Supplied information:
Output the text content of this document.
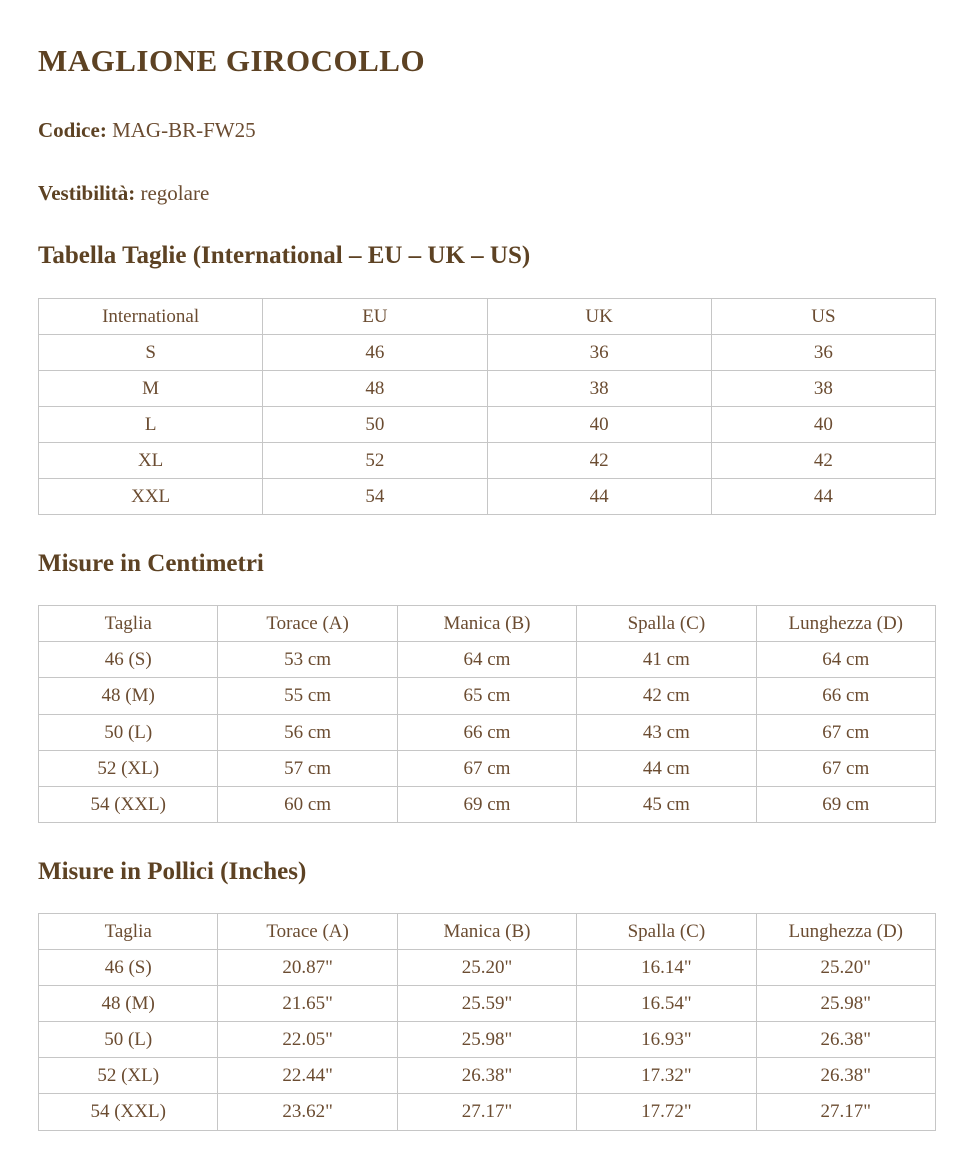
MAGLIONE GIROCOLLO

Codice: MAG-BR-FW25

Vestibilità: regolare

Tabella Taglie (International – EU – UK – US)
International	EU	UK	US
S	46	36	36
M	48	38	38
L	50	40	40
XL	52	42	42
XXL	54	44	44
Misure in Centimetri
Taglia	Torace (A)	Manica (B)	Spalla (C)	Lunghezza (D)
46 (S)	53 cm	64 cm	41 cm	64 cm
48 (M)	55 cm	65 cm	42 cm	66 cm
50 (L)	56 cm	66 cm	43 cm	67 cm
52 (XL)	57 cm	67 cm	44 cm	67 cm
54 (XXL)	60 cm	69 cm	45 cm	69 cm
Misure in Pollici (Inches)
Taglia	Torace (A)	Manica (B)	Spalla (C)	Lunghezza (D)
46 (S)	20.87"	25.20"	16.14"	25.20"
48 (M)	21.65"	25.59"	16.54"	25.98"
50 (L)	22.05"	25.98"	16.93"	26.38"
52 (XL)	22.44"	26.38"	17.32"	26.38"
54 (XXL)	23.62"	27.17"	17.72"	27.17"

Given instruction:
Above are several records. Count the lines among them that contain "Misure" and give only the total.

Exercise solution:
2